Del texto sobre la huida de judíos a través de España, extrae el nombre completo de cada niño judío que se menciona.

TEXTO:
----

Entre 20.000 y 35.000 judíos europeos lograron salvarse de la persecución de Hitler huyendo a través de la Península con el apoyo de españoles anónimos. Tres supervivientes cuentan su historia a EL PAÍS
Jesús Duva
El Pais
Miles de judíos -entre ellos gran número de niños- escaparon del terror nazi a través de España. Hay historiadores que calculan que entre 20.000 y 35.000 judíos huyeron del genocida Adolf Hitler cruzando el territorio español a partir del año 1940. Lo hicieron aprovechando la tolerancia del régimen del dictador Franco, que sin embargo tuvo buen cuidado de que ninguno de ellos echara raíces, sino que simplemente utilizaran España como una escala en su éxodo.
Paul Buchinger, hoy residente en Estrasburgo, y Charles David, domiciliado en París, fueron dos de esos niños que se zafaron del ogro nazi pasando a España. Ambos formaron parte de la misma expedición, en 1944, pero su existencia siguió diferentes caminos y hasta hace poco más de un año no volvieron a encontrarse. Hoy, a pesar de ser septuagenarios, conservan en su memoria recuerdos muy vívidos de su fugaz travesía por la Península: la colaboración de los pasadores de frontera, los granjeros que les escondieron durante unos días, sus paseos por la plaza de Cataluña de Barcelona y el Tibidabo, la ropa limpia, las naranjas, el chocolate… y esa crema untuosa que ellos llamaban beurre y que los españoles se empecinaban en llamar mantequilla. Todo un lujo para unos niños forzados a huir de sus casas y en un país -España- que acababa de salir de una cruenta Guerra Civil.
Siegfried Meir, otro niño judío que perdió a sus padres en el terrible campo de exterminio de Auschwitz, fue prohijado por un republicano español en Mauthausen. Y eso le cambió la vida. «Se llamaba Saturnino Navazo Tapias. Soy agnóstico, pero creo que Navazo era un santo. Él me hizo salir del agujero», afirma Meir, que a sus 75 años tiene aspecto de elegante play boy, con barba y larga cabellera blanca.
El Holocausto -o el espectro del Holocausto- también pasó por España, aunque la inmensa mayoría de los españoles no se enteraron de que las víctimas eran judíos. Para ellos, aquellos hombres, mujeres y niños escuálidos y atemorizados que llegaban del otro lado de los Pirineos no eran más que refugiados. Y para la Cruz Roja y el régimen de Franco eran «apátridas». Así que nadie entendió jamás aquella paranoia franquista del «contubernio judeomasónico».

----

SECCIÓN DE DATOS:
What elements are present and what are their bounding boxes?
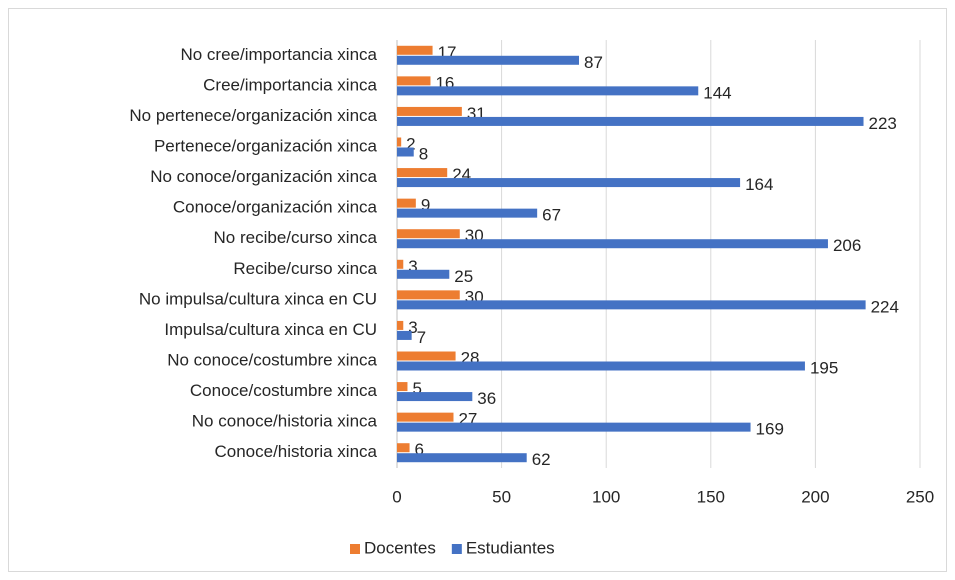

----

RESULTADO:
Paul Buchinger
Charles David
Siegfried Meir